GIVEN PROBLEM – Restate the data exactly as given and keep the pictures out.
══ MATERIAL
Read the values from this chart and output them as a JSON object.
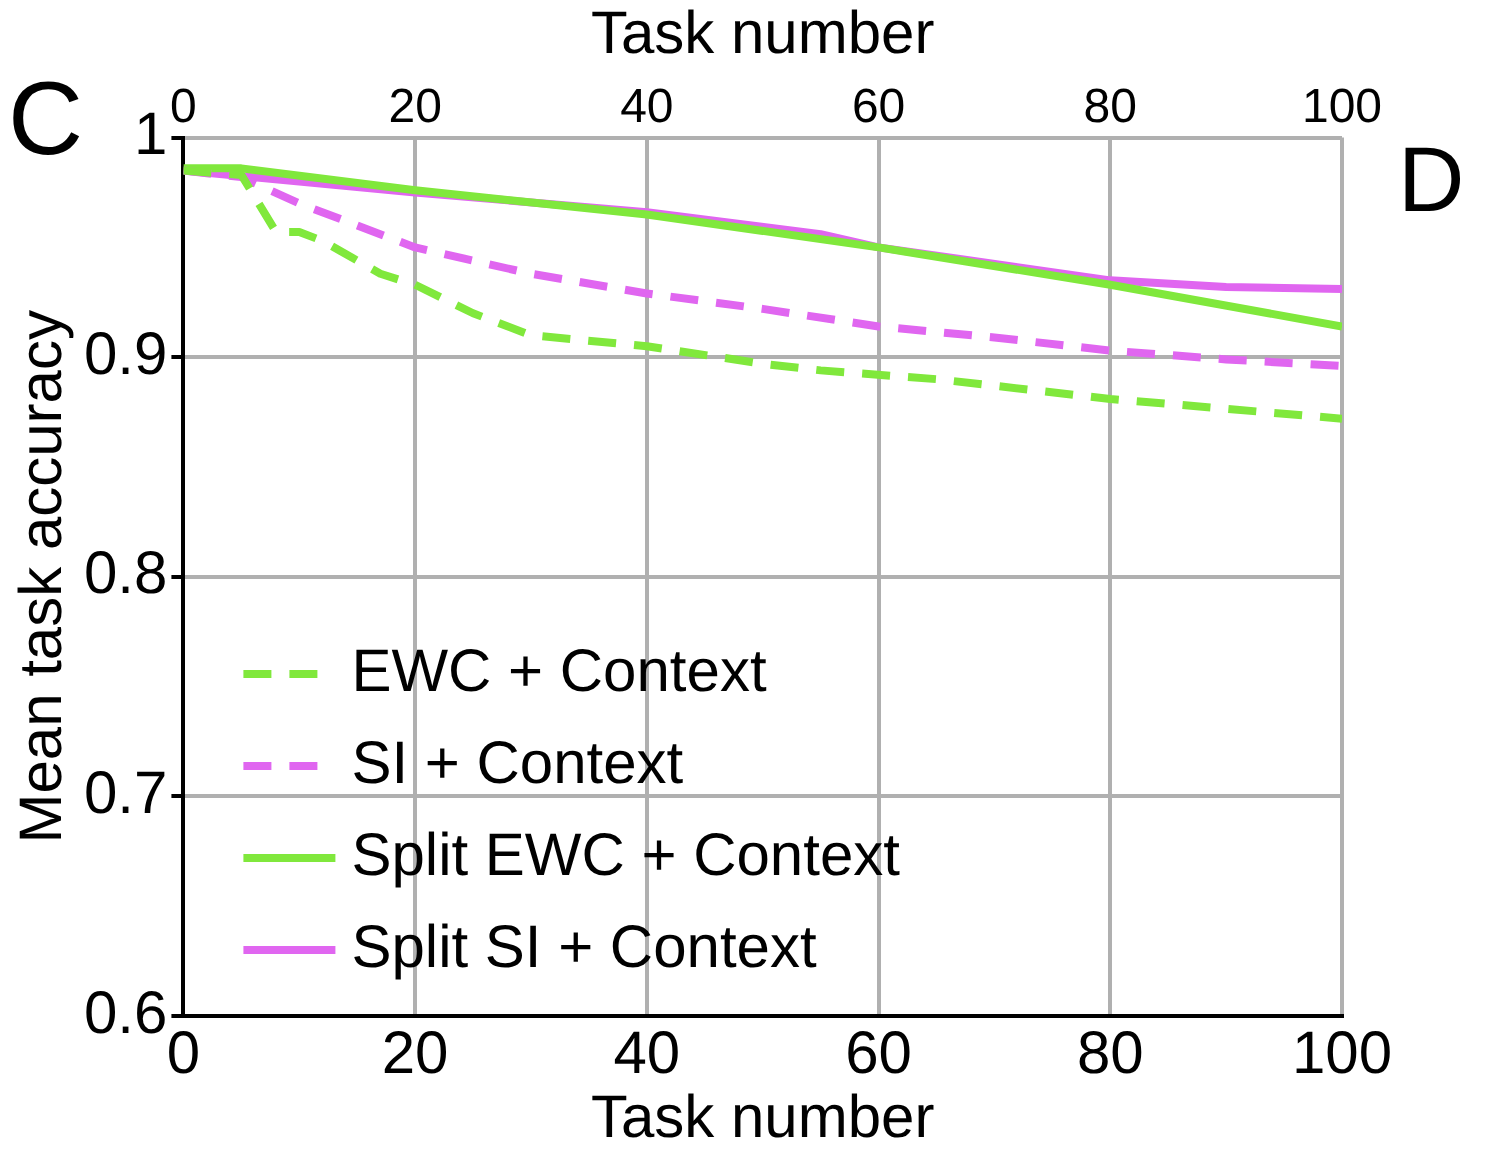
{
  "chart_data": {
    "type": "line",
    "xlabel": "Task number",
    "ylabel": "Mean task accuracy",
    "x2label": "Task number",
    "xlim": [
      0,
      100
    ],
    "xticks": [
      0,
      20,
      40,
      60,
      80,
      100
    ],
    "x2lim": [
      0,
      100
    ],
    "x2ticks": [
      0,
      20,
      40,
      60,
      80,
      100
    ],
    "ylim": [
      0.6,
      1
    ],
    "yticks": [
      0.6,
      0.7,
      0.8,
      0.9,
      1
    ],
    "grid": true,
    "legend": "bottom left",
    "marker": "none",
    "annotations": [
      "C",
      "D"
    ],
    "series": [
      {
        "name": "EWC + Context",
        "color": "#80e83c",
        "line_style": "dashed",
        "x": [
          0,
          5,
          8,
          10,
          12,
          17,
          20,
          25,
          30,
          40,
          50,
          55,
          65,
          80,
          100
        ],
        "values": [
          0.985,
          0.983,
          0.957,
          0.957,
          0.953,
          0.938,
          0.933,
          0.92,
          0.91,
          0.905,
          0.897,
          0.894,
          0.89,
          0.881,
          0.872
        ]
      },
      {
        "name": "SI + Context",
        "color": "#e066f0",
        "line_style": "dashed",
        "x": [
          0,
          5,
          10,
          20,
          30,
          40,
          50,
          60,
          70,
          80,
          90,
          100
        ],
        "values": [
          0.985,
          0.982,
          0.97,
          0.95,
          0.938,
          0.929,
          0.922,
          0.914,
          0.909,
          0.903,
          0.899,
          0.896
        ]
      },
      {
        "name": "Split EWC + Context",
        "color": "#80e83c",
        "line_style": "solid",
        "x": [
          0,
          5,
          20,
          40,
          60,
          80,
          100
        ],
        "values": [
          0.986,
          0.986,
          0.976,
          0.965,
          0.95,
          0.933,
          0.914
        ]
      },
      {
        "name": "Split SI + Context",
        "color": "#e066f0",
        "line_style": "solid",
        "x": [
          0,
          20,
          40,
          55,
          60,
          80,
          90,
          100
        ],
        "values": [
          0.985,
          0.975,
          0.966,
          0.956,
          0.95,
          0.935,
          0.932,
          0.931
        ]
      }
    ]
  }
}
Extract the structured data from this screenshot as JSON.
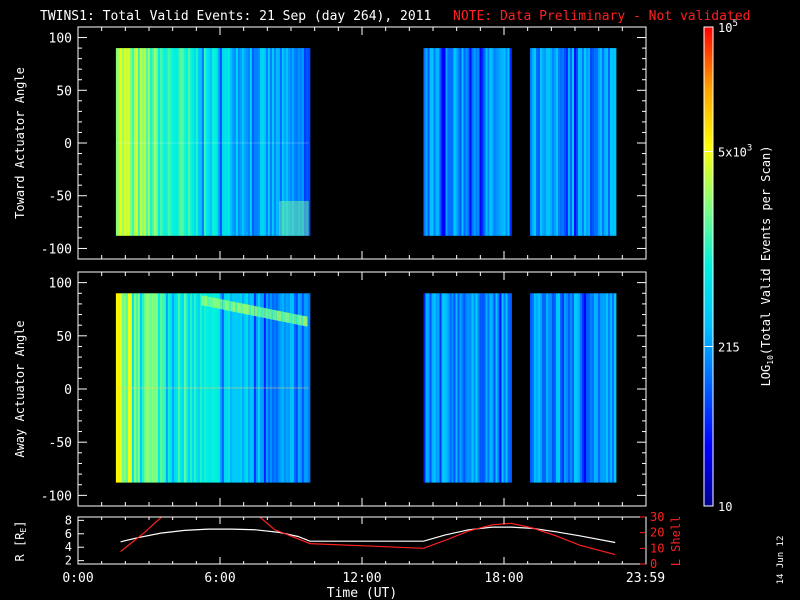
{
  "header": {
    "title": "TWINS1: Total Valid Events: 21 Sep (day 264), 2011",
    "note": "NOTE: Data Preliminary - Not validated"
  },
  "colors": {
    "background": "#000000",
    "foreground": "#ffffff",
    "note": "#ff2020",
    "lshell": "#ff2020"
  },
  "chart_data": [
    {
      "type": "heatmap",
      "name": "toward",
      "ylabel": "Toward Actuator Angle",
      "ylim": [
        -110,
        110
      ],
      "yticks": [
        100,
        50,
        0,
        -50,
        -100
      ],
      "xlim_hours": [
        0,
        24
      ],
      "data_segments_hours": [
        [
          1.6,
          9.75
        ],
        [
          14.6,
          18.3
        ],
        [
          19.1,
          22.7
        ]
      ],
      "angle_range": [
        -88,
        90
      ]
    },
    {
      "type": "heatmap",
      "name": "away",
      "ylabel": "Away Actuator Angle",
      "ylim": [
        -110,
        110
      ],
      "yticks": [
        100,
        50,
        0,
        -50,
        -100
      ],
      "xlim_hours": [
        0,
        24
      ],
      "data_segments_hours": [
        [
          1.6,
          9.75
        ],
        [
          14.6,
          18.3
        ],
        [
          19.1,
          22.7
        ]
      ],
      "angle_range": [
        -88,
        90
      ]
    },
    {
      "type": "line",
      "name": "orbit",
      "ylabel_left": "R [R",
      "ylabel_left_sub": "E",
      "ylabel_left_end": "]",
      "ylabel_right": "L Shell",
      "yticks_left": [
        8,
        6,
        4,
        2
      ],
      "yticks_right": [
        30,
        20,
        10,
        0
      ],
      "ylim_left": [
        1.5,
        8.5
      ],
      "ylim_right": [
        0,
        30
      ],
      "xlabel": "Time (UT)",
      "xticks": [
        {
          "h": 0,
          "label": "0:00"
        },
        {
          "h": 6,
          "label": "6:00"
        },
        {
          "h": 12,
          "label": "12:00"
        },
        {
          "h": 18,
          "label": "18:00"
        },
        {
          "h": 23.98,
          "label": "23:59"
        }
      ],
      "series": [
        {
          "name": "R",
          "x": [
            1.8,
            2.5,
            3.5,
            4.5,
            5.5,
            6.5,
            7.5,
            8.5,
            9.3,
            9.8,
            14.6,
            15.5,
            16.5,
            17.5,
            18.3,
            19.2,
            20.2,
            21.2,
            22.7
          ],
          "y": [
            4.8,
            5.4,
            6.1,
            6.5,
            6.7,
            6.7,
            6.6,
            6.2,
            5.6,
            4.9,
            4.9,
            5.8,
            6.6,
            7.0,
            7.0,
            6.8,
            6.3,
            5.7,
            4.7
          ]
        },
        {
          "name": "L Shell",
          "x": [
            1.8,
            2.8,
            3.6,
            7.6,
            8.3,
            9.8,
            14.6,
            15.5,
            16.5,
            17.5,
            18.3,
            19.2,
            20.2,
            21.2,
            22.7
          ],
          "y": [
            8,
            20,
            31,
            31,
            22,
            13,
            10,
            15,
            21,
            25,
            26,
            23,
            18,
            12,
            6
          ]
        }
      ]
    }
  ],
  "colorbar": {
    "label": "LOG",
    "label_sub": "10",
    "label_rest": "(Total Valid Events per Scan)",
    "tick_labels": [
      {
        "base": "10",
        "sup": "5",
        "frac": 1.0
      },
      {
        "base": "5x10",
        "sup": "3",
        "frac": 0.74
      },
      {
        "base": "215",
        "sup": "",
        "frac": 0.333
      },
      {
        "base": "10",
        "sup": "",
        "frac": 0.0
      }
    ],
    "stops": [
      "#000090",
      "#0000ff",
      "#0060ff",
      "#00c0ff",
      "#00f0e0",
      "#80ff80",
      "#ffff00",
      "#ffa000",
      "#ff0000"
    ]
  },
  "footer": {
    "date_stamp": "14 Jun 12"
  }
}
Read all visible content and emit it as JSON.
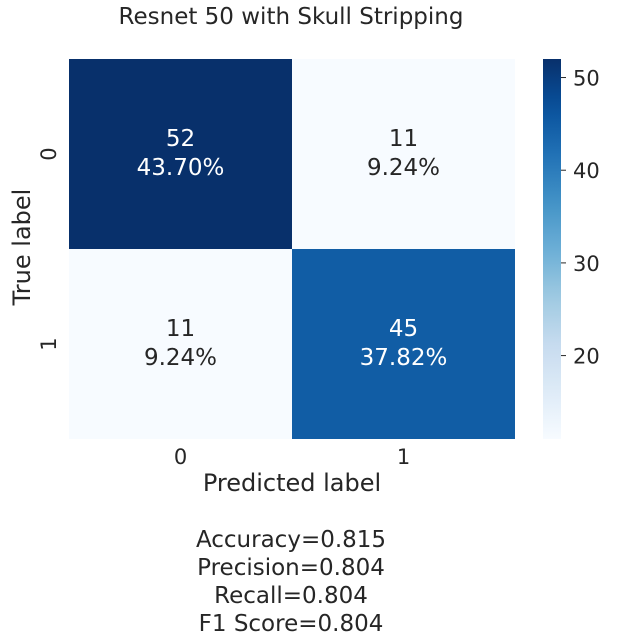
{
  "chart_data": {
    "type": "heatmap",
    "title": "Resnet 50 with Skull Stripping",
    "xlabel": "Predicted label",
    "ylabel": "True label",
    "x_categories": [
      "0",
      "1"
    ],
    "y_categories": [
      "0",
      "1"
    ],
    "cells": [
      [
        {
          "count": "52",
          "percent": "43.70%",
          "value": 52
        },
        {
          "count": "11",
          "percent": "9.24%",
          "value": 11
        }
      ],
      [
        {
          "count": "11",
          "percent": "9.24%",
          "value": 11
        },
        {
          "count": "45",
          "percent": "37.82%",
          "value": 45
        }
      ]
    ],
    "colorbar": {
      "min": 11,
      "max": 52,
      "ticks": [
        "20",
        "30",
        "40",
        "50"
      ],
      "tick_values": [
        20,
        30,
        40,
        50
      ],
      "colormap": "Blues"
    },
    "metrics": [
      "Accuracy=0.815",
      "Precision=0.804",
      "Recall=0.804",
      "F1 Score=0.804"
    ]
  }
}
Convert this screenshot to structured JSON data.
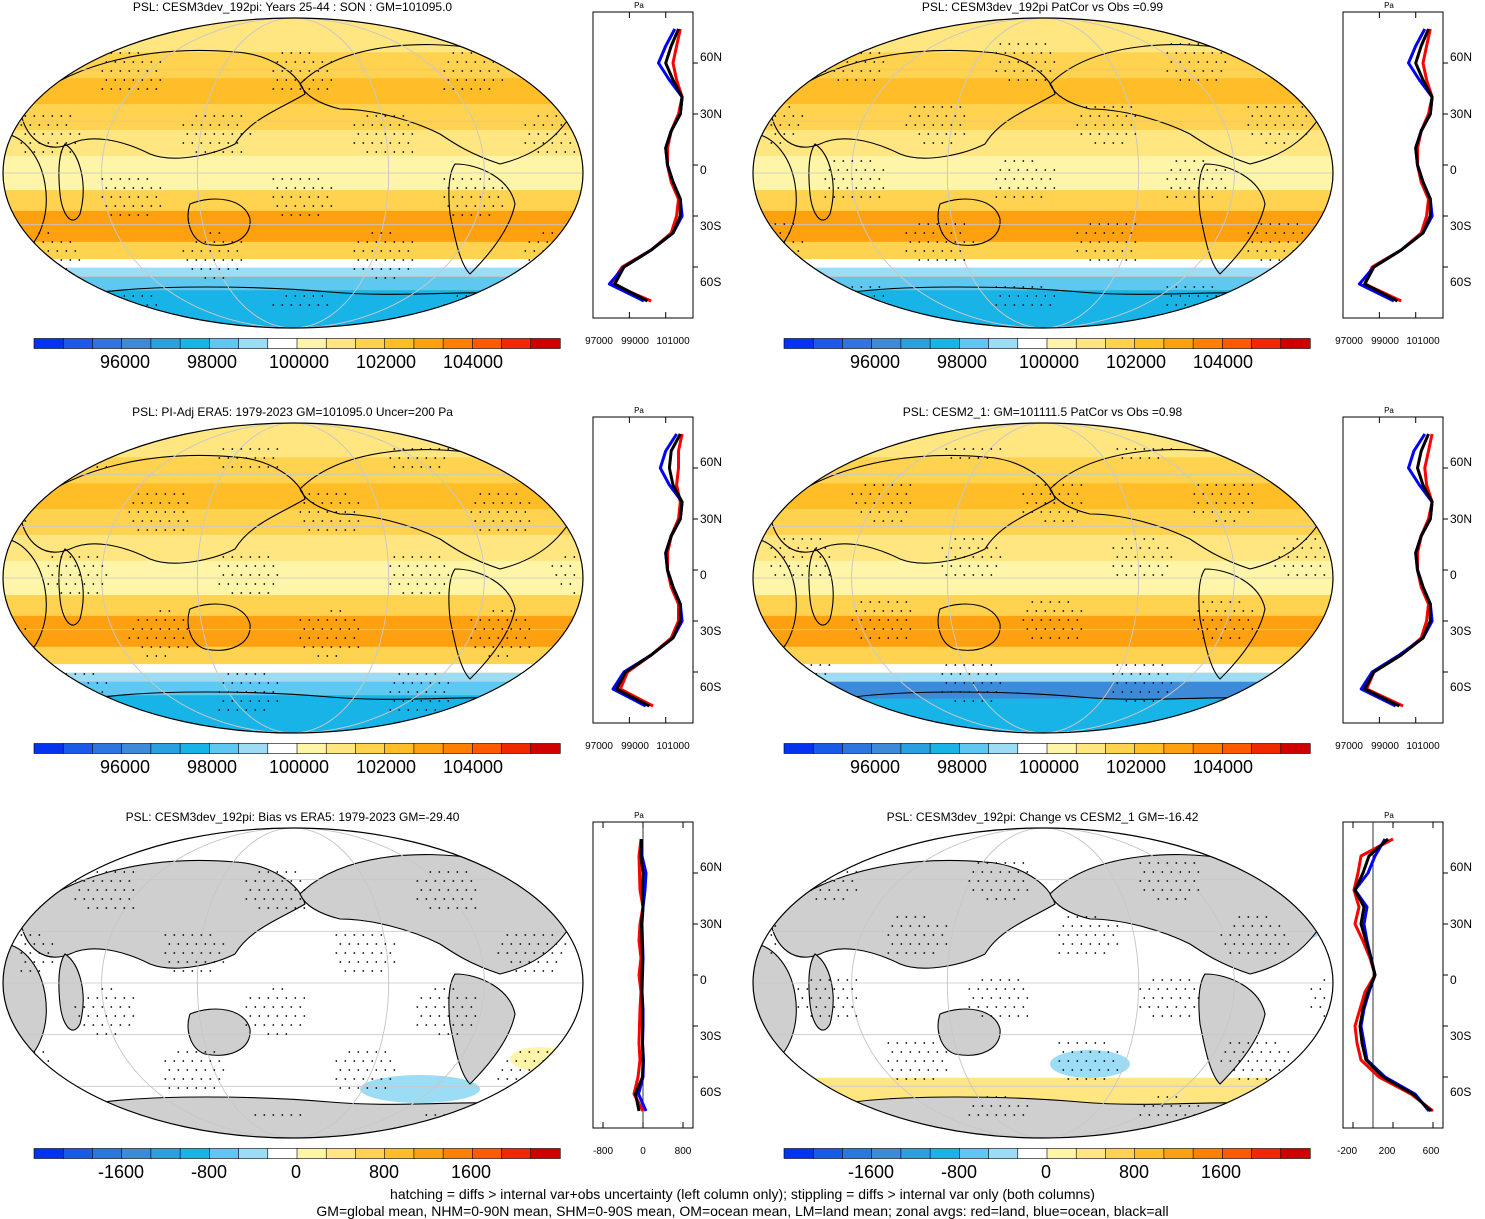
════
ANSWER TO THE EXERCISE –
Read the values from this chart and output them as a JSON object.
{
  "chart_data": {
    "type": "line",
    "xlabel": "Task number",
    "ylabel": "Mean task accuracy",
    "x2label": "Task number",
    "xlim": [
      0,
      100
    ],
    "xticks": [
      0,
      20,
      40,
      60,
      80,
      100
    ],
    "x2lim": [
      0,
      100
    ],
    "x2ticks": [
      0,
      20,
      40,
      60,
      80,
      100
    ],
    "ylim": [
      0.6,
      1
    ],
    "yticks": [
      0.6,
      0.7,
      0.8,
      0.9,
      1
    ],
    "grid": true,
    "legend": "bottom left",
    "marker": "none",
    "annotations": [
      "C",
      "D"
    ],
    "series": [
      {
        "name": "EWC + Context",
        "color": "#80e83c",
        "line_style": "dashed",
        "x": [
          0,
          5,
          8,
          10,
          12,
          17,
          20,
          25,
          30,
          40,
          50,
          55,
          65,
          80,
          100
        ],
        "values": [
          0.985,
          0.983,
          0.957,
          0.957,
          0.953,
          0.938,
          0.933,
          0.92,
          0.91,
          0.905,
          0.897,
          0.894,
          0.89,
          0.881,
          0.872
        ]
      },
      {
        "name": "SI + Context",
        "color": "#e066f0",
        "line_style": "dashed",
        "x": [
          0,
          5,
          10,
          20,
          30,
          40,
          50,
          60,
          70,
          80,
          90,
          100
        ],
        "values": [
          0.985,
          0.982,
          0.97,
          0.95,
          0.938,
          0.929,
          0.922,
          0.914,
          0.909,
          0.903,
          0.899,
          0.896
        ]
      },
      {
        "name": "Split EWC + Context",
        "color": "#80e83c",
        "line_style": "solid",
        "x": [
          0,
          5,
          20,
          40,
          60,
          80,
          100
        ],
        "values": [
          0.986,
          0.986,
          0.976,
          0.965,
          0.95,
          0.933,
          0.914
        ]
      },
      {
        "name": "Split SI + Context",
        "color": "#e066f0",
        "line_style": "solid",
        "x": [
          0,
          20,
          40,
          55,
          60,
          80,
          90,
          100
        ],
        "values": [
          0.985,
          0.975,
          0.966,
          0.956,
          0.95,
          0.935,
          0.932,
          0.931
        ]
      }
    ]
  }
}
Extract the structured data from this screenshot as JSON.
{
  "header": {
    "title": "TWINS1: Total Valid Events: 21 Sep (day 264), 2011",
    "note": "NOTE: Data Preliminary - Not validated"
  },
  "colors": {
    "background": "#000000",
    "foreground": "#ffffff",
    "note": "#ff2020",
    "lshell": "#ff2020"
  },
  "chart_data": [
    {
      "type": "heatmap",
      "name": "toward",
      "ylabel": "Toward Actuator Angle",
      "ylim": [
        -110,
        110
      ],
      "yticks": [
        100,
        50,
        0,
        -50,
        -100
      ],
      "xlim_hours": [
        0,
        24
      ],
      "data_segments_hours": [
        [
          1.6,
          9.75
        ],
        [
          14.6,
          18.3
        ],
        [
          19.1,
          22.7
        ]
      ],
      "angle_range": [
        -88,
        90
      ]
    },
    {
      "type": "heatmap",
      "name": "away",
      "ylabel": "Away Actuator Angle",
      "ylim": [
        -110,
        110
      ],
      "yticks": [
        100,
        50,
        0,
        -50,
        -100
      ],
      "xlim_hours": [
        0,
        24
      ],
      "data_segments_hours": [
        [
          1.6,
          9.75
        ],
        [
          14.6,
          18.3
        ],
        [
          19.1,
          22.7
        ]
      ],
      "angle_range": [
        -88,
        90
      ]
    },
    {
      "type": "line",
      "name": "orbit",
      "ylabel_left": "R [R",
      "ylabel_left_sub": "E",
      "ylabel_left_end": "]",
      "ylabel_right": "L Shell",
      "yticks_left": [
        8,
        6,
        4,
        2
      ],
      "yticks_right": [
        30,
        20,
        10,
        0
      ],
      "ylim_left": [
        1.5,
        8.5
      ],
      "ylim_right": [
        0,
        30
      ],
      "xlabel": "Time (UT)",
      "xticks": [
        {
          "h": 0,
          "label": "0:00"
        },
        {
          "h": 6,
          "label": "6:00"
        },
        {
          "h": 12,
          "label": "12:00"
        },
        {
          "h": 18,
          "label": "18:00"
        },
        {
          "h": 23.98,
          "label": "23:59"
        }
      ],
      "series": [
        {
          "name": "R",
          "x": [
            1.8,
            2.5,
            3.5,
            4.5,
            5.5,
            6.5,
            7.5,
            8.5,
            9.3,
            9.8,
            14.6,
            15.5,
            16.5,
            17.5,
            18.3,
            19.2,
            20.2,
            21.2,
            22.7
          ],
          "y": [
            4.8,
            5.4,
            6.1,
            6.5,
            6.7,
            6.7,
            6.6,
            6.2,
            5.6,
            4.9,
            4.9,
            5.8,
            6.6,
            7.0,
            7.0,
            6.8,
            6.3,
            5.7,
            4.7
          ]
        },
        {
          "name": "L Shell",
          "x": [
            1.8,
            2.8,
            3.6,
            7.6,
            8.3,
            9.8,
            14.6,
            15.5,
            16.5,
            17.5,
            18.3,
            19.2,
            20.2,
            21.2,
            22.7
          ],
          "y": [
            8,
            20,
            31,
            31,
            22,
            13,
            10,
            15,
            21,
            25,
            26,
            23,
            18,
            12,
            6
          ]
        }
      ]
    }
  ],
  "colorbar": {
    "label": "LOG",
    "label_sub": "10",
    "label_rest": "(Total Valid Events per Scan)",
    "tick_labels": [
      {
        "base": "10",
        "sup": "5",
        "frac": 1.0
      },
      {
        "base": "5x10",
        "sup": "3",
        "frac": 0.74
      },
      {
        "base": "215",
        "sup": "",
        "frac": 0.333
      },
      {
        "base": "10",
        "sup": "",
        "frac": 0.0
      }
    ],
    "stops": [
      "#000090",
      "#0000ff",
      "#0060ff",
      "#00c0ff",
      "#00f0e0",
      "#80ff80",
      "#ffff00",
      "#ffa000",
      "#ff0000"
    ]
  },
  "footer": {
    "date_stamp": "14 Jun 12"
  }
}
Read all visible content and emit it as JSON.
{
  "chart_data": {
    "type": "heatmap",
    "title": "Resnet 50 with Skull Stripping",
    "xlabel": "Predicted label",
    "ylabel": "True label",
    "x_categories": [
      "0",
      "1"
    ],
    "y_categories": [
      "0",
      "1"
    ],
    "cells": [
      [
        {
          "count": "52",
          "percent": "43.70%",
          "value": 52
        },
        {
          "count": "11",
          "percent": "9.24%",
          "value": 11
        }
      ],
      [
        {
          "count": "11",
          "percent": "9.24%",
          "value": 11
        },
        {
          "count": "45",
          "percent": "37.82%",
          "value": 45
        }
      ]
    ],
    "colorbar": {
      "min": 11,
      "max": 52,
      "ticks": [
        "20",
        "30",
        "40",
        "50"
      ],
      "tick_values": [
        20,
        30,
        40,
        50
      ],
      "colormap": "Blues"
    },
    "metrics": [
      "Accuracy=0.815",
      "Precision=0.804",
      "Recall=0.804",
      "F1 Score=0.804"
    ]
  }
}
Convert this screenshot to structured JSON data.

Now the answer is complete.